* [Saved entries]
--- BEGIN ---

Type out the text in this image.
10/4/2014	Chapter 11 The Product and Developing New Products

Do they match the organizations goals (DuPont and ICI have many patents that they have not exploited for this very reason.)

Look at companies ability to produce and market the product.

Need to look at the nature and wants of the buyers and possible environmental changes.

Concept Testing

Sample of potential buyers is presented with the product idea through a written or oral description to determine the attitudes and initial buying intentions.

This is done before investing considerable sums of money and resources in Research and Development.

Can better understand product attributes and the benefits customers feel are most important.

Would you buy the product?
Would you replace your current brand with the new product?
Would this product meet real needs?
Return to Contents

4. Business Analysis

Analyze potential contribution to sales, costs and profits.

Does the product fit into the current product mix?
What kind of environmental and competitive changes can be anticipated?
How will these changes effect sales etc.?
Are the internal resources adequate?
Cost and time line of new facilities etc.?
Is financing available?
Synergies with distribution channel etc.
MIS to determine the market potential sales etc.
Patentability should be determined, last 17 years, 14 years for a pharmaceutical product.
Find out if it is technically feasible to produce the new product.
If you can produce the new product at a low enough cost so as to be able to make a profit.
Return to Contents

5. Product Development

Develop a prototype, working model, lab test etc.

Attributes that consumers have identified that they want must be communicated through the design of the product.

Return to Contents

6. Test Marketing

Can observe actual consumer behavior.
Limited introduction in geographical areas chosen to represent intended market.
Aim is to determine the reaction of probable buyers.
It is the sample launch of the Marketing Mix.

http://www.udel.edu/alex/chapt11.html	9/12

--- END ---
--- BEGIN ---

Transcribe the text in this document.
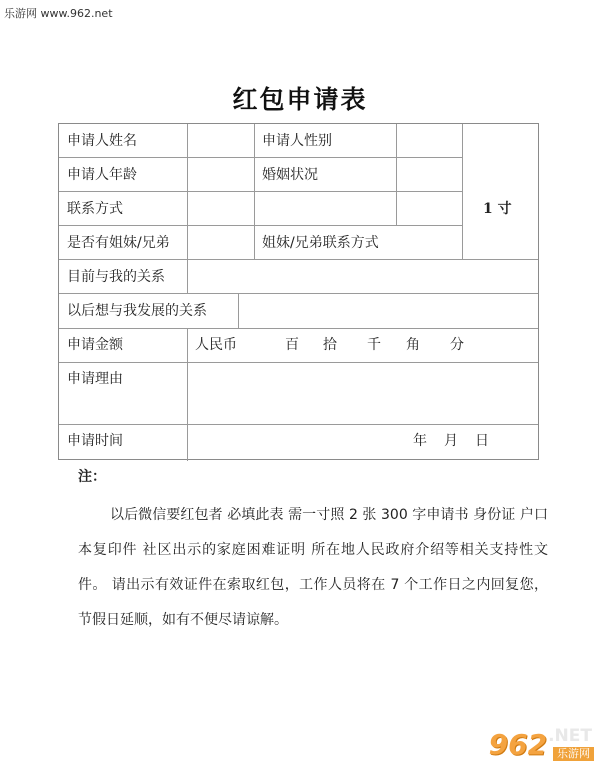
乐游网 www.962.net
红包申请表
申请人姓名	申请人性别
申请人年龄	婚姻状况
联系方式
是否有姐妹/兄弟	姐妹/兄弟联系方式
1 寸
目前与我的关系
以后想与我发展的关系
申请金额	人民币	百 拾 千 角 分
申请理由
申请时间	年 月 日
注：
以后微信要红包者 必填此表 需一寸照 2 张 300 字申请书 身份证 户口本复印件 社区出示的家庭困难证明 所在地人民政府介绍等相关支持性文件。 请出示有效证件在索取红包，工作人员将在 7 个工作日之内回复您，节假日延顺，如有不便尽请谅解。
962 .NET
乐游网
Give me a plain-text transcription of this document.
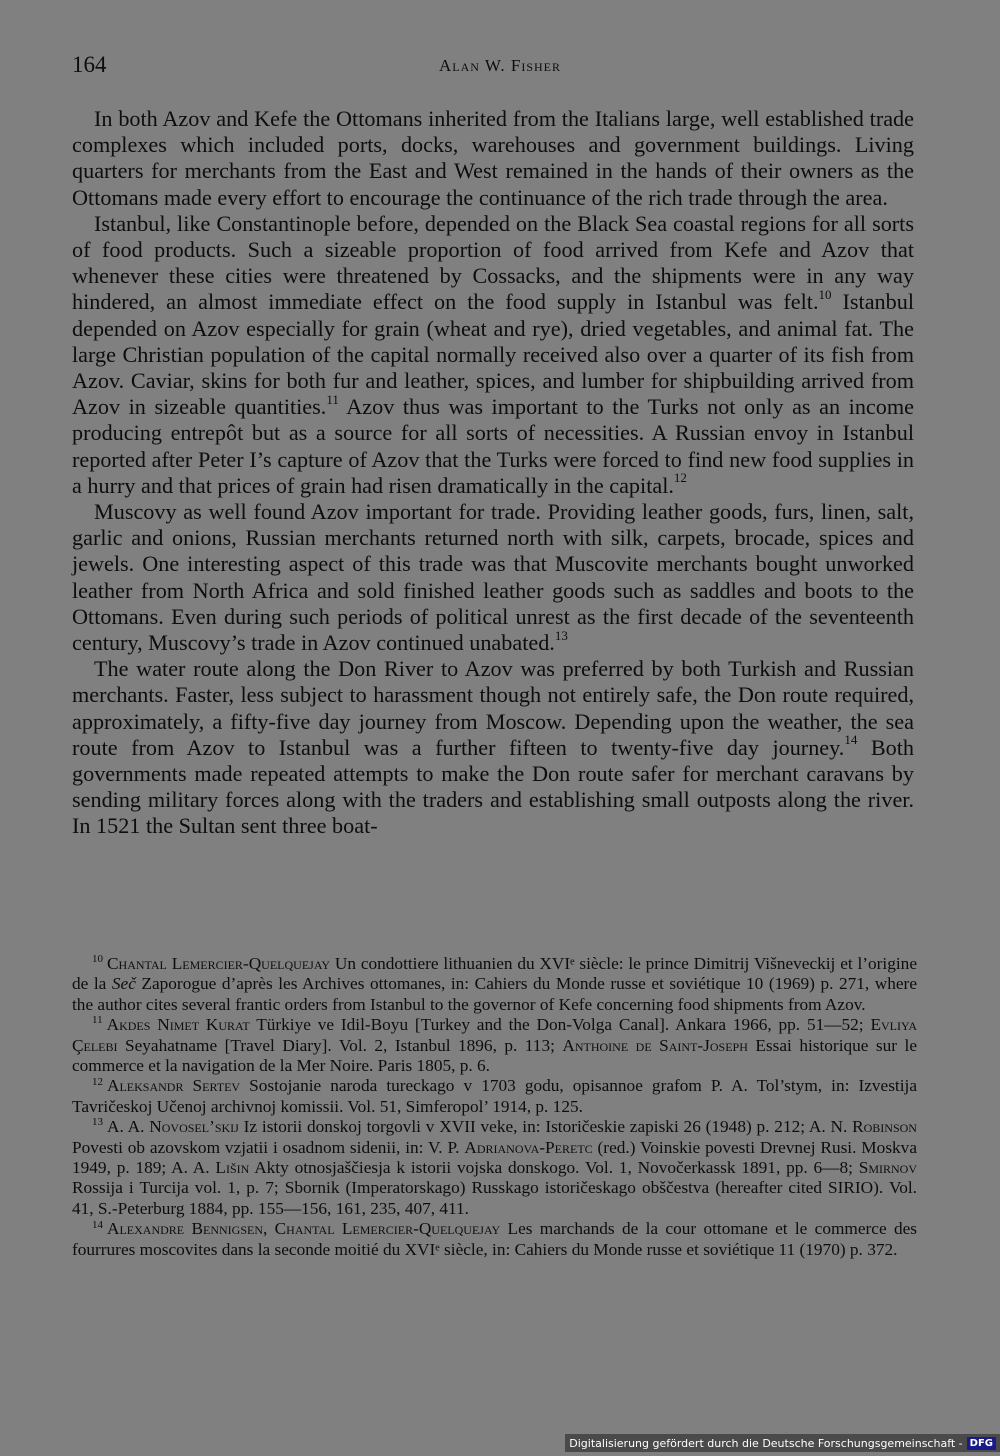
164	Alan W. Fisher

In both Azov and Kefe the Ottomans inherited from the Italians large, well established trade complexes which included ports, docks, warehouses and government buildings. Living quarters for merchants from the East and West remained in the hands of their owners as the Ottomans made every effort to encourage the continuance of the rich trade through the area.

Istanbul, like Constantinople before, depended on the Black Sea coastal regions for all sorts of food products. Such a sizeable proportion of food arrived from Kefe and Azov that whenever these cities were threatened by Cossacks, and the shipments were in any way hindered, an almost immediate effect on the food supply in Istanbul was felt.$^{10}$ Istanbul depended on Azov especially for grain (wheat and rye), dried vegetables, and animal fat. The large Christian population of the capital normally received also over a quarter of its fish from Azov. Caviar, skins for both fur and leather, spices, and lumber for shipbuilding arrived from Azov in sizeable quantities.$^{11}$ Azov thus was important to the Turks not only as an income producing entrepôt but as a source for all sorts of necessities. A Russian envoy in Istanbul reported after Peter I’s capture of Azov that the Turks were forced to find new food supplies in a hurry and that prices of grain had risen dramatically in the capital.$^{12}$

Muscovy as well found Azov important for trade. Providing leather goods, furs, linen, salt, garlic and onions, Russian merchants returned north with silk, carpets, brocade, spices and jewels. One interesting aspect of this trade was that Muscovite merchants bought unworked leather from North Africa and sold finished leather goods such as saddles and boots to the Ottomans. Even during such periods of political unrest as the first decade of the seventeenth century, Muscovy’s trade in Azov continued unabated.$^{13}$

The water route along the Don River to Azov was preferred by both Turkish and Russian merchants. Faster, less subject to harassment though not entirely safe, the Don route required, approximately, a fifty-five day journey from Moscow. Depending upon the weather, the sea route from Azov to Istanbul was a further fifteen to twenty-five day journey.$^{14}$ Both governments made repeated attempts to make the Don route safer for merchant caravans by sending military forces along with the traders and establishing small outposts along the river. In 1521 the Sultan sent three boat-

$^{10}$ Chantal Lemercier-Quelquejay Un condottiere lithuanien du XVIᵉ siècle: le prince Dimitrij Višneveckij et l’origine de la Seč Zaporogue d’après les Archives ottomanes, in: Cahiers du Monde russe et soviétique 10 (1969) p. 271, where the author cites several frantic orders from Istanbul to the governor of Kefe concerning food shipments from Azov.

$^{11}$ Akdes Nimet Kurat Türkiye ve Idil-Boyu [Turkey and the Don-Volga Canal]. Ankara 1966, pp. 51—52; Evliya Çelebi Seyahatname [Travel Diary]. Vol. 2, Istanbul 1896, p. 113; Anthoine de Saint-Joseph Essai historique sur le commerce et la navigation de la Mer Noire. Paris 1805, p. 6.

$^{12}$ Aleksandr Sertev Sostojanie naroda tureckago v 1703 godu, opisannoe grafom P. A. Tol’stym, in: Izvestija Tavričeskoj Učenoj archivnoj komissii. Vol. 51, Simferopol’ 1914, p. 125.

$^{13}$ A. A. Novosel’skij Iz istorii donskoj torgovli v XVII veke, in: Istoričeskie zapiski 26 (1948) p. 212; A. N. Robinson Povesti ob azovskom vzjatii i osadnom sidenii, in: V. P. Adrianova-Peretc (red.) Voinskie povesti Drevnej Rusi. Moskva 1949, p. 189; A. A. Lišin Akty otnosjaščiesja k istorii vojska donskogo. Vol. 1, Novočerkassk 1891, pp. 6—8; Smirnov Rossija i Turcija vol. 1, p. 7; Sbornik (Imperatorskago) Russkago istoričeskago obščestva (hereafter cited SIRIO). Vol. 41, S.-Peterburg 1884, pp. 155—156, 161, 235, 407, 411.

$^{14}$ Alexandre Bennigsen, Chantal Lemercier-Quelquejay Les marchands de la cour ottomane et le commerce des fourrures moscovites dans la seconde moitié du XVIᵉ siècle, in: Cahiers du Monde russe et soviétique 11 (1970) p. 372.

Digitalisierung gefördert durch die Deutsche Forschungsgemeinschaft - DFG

--- END ---
--- BEGIN ---

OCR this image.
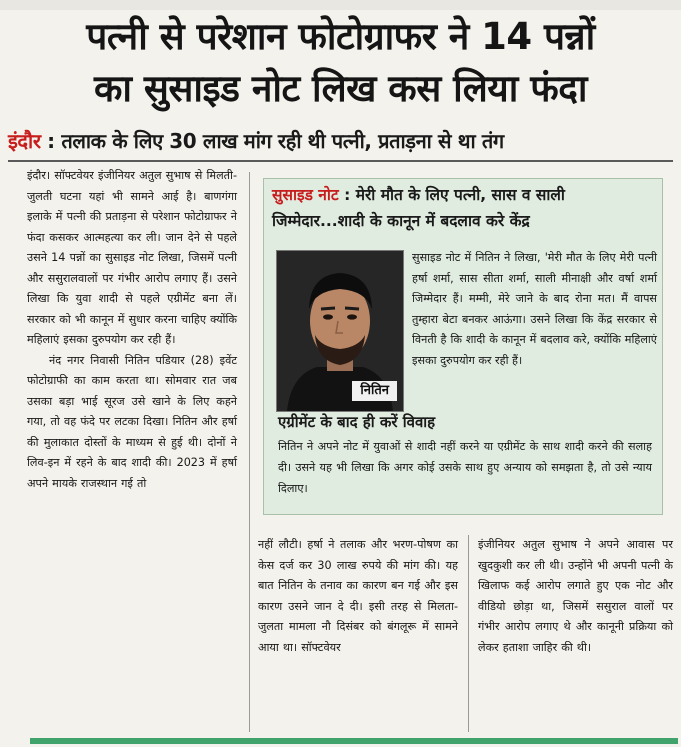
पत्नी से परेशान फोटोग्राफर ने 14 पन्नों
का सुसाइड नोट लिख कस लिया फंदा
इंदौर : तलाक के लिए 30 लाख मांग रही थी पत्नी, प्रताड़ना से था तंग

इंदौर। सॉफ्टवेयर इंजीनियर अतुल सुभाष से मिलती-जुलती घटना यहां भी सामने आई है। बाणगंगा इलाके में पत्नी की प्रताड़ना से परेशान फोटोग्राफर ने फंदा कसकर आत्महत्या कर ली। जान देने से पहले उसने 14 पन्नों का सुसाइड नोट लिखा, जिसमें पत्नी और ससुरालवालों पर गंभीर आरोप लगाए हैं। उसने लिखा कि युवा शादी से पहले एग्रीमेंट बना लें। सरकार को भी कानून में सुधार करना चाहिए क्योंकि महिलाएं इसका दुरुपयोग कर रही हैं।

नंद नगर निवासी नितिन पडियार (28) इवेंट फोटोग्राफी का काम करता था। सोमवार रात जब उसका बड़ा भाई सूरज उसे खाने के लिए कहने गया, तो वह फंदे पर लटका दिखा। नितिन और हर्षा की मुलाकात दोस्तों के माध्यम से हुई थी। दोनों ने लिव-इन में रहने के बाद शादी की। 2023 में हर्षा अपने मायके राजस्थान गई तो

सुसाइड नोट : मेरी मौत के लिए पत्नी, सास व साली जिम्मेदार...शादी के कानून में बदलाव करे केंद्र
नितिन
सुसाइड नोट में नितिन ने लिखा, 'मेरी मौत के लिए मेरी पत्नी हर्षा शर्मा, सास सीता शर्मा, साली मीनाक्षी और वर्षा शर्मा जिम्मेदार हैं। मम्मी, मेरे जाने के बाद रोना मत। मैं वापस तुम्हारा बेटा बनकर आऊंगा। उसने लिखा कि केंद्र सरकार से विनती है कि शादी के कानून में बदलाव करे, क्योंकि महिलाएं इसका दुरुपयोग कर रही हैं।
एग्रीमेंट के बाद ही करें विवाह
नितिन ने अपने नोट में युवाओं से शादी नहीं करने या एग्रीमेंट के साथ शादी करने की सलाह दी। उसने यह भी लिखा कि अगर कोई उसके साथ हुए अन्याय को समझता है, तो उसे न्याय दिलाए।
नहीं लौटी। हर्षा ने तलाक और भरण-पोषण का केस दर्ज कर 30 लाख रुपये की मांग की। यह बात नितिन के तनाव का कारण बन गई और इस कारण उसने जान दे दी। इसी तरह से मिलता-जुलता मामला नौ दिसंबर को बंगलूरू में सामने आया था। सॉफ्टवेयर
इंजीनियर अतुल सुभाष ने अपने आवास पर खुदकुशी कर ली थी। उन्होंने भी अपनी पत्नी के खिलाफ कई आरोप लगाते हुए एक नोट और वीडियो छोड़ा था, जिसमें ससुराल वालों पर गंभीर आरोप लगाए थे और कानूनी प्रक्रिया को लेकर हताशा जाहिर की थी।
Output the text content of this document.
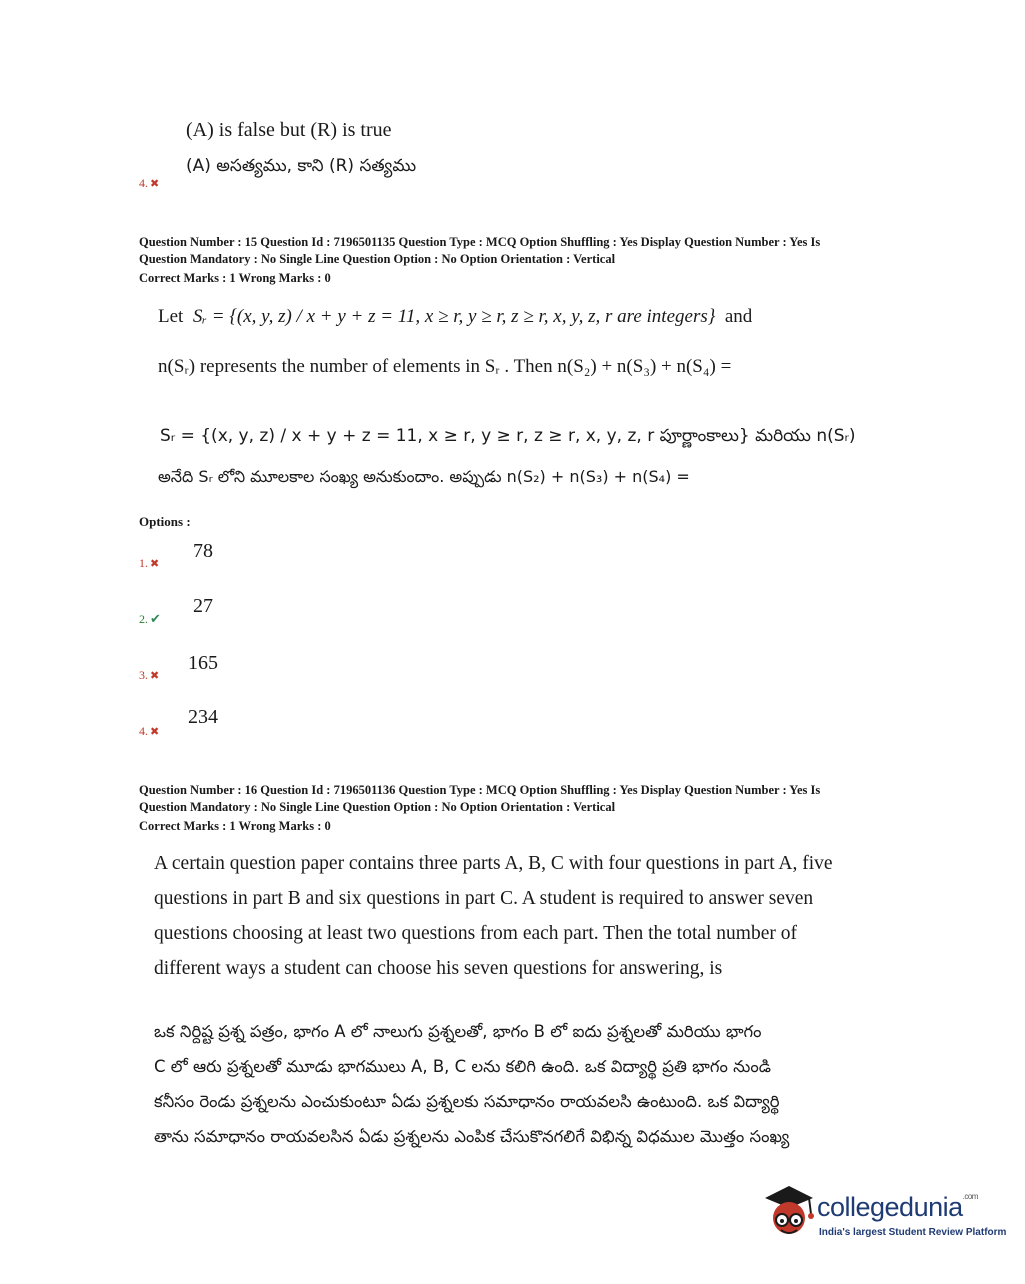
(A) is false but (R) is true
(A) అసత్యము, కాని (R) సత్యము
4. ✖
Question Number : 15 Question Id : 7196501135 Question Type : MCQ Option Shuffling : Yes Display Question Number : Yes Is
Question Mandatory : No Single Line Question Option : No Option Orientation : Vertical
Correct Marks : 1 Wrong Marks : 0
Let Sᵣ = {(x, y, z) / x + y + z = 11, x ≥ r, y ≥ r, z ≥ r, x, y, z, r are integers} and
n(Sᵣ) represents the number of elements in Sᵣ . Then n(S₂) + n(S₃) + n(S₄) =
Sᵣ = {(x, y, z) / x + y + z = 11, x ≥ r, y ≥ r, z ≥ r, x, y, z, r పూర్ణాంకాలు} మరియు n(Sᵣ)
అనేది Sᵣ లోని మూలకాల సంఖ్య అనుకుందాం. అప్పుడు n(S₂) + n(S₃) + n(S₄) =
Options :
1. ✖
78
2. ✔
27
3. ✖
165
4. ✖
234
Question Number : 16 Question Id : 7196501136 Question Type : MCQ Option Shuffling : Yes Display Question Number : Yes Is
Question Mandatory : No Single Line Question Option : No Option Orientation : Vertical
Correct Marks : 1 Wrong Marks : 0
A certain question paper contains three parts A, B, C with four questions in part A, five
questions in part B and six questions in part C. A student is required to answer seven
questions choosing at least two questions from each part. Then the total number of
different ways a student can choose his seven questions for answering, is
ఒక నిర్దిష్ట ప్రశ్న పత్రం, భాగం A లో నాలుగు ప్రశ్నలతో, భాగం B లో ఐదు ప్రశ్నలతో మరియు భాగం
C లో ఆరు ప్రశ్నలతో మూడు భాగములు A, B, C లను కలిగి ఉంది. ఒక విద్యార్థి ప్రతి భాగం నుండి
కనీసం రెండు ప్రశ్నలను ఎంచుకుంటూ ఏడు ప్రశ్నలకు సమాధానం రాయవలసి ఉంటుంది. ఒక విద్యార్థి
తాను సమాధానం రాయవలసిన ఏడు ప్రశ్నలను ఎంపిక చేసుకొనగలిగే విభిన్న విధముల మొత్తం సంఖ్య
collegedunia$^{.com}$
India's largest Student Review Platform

--- END ---

* [INSTRUCTIONS FOR THE TASK] Pick out every line with the string "shipments" and copy it.

* [THE SOLUTION]
Istanbul, like Constantinople before, depended on the Black Sea coastal regions for all sorts of food products. Such a sizeable proportion of food arrived from Kefe and Azov that whenever these cities were threatened by Cossacks, and the shipments were in any way hindered, an almost immediate effect on the food supply in Istanbul was felt.$^{10}$ Istanbul depended on Azov especially for grain (wheat and rye), dried vegetables, and animal fat. The large Christian population of the capital normally received also over a quarter of its fish from Azov. Caviar, skins for both fur and leather, spices, and lumber for shipbuilding arrived from Azov in sizeable quantities.$^{11}$ Azov thus was important to the Turks not only as an income producing entrepôt but as a source for all sorts of necessities. A Russian envoy in Istanbul reported after Peter I’s capture of Azov that the Turks were forced to find new food supplies in a hurry and that prices of grain had risen dramatically in the capital.$^{12}$
$^{10}$ Chantal Lemercier-Quelquejay Un condottiere lithuanien du XVIᵉ siècle: le prince Dimitrij Višneveckij et l’origine de la Seč Zaporogue d’après les Archives ottomanes, in: Cahiers du Monde russe et soviétique 10 (1969) p. 271, where the author cites several frantic orders from Istanbul to the governor of Kefe concerning food shipments from Azov.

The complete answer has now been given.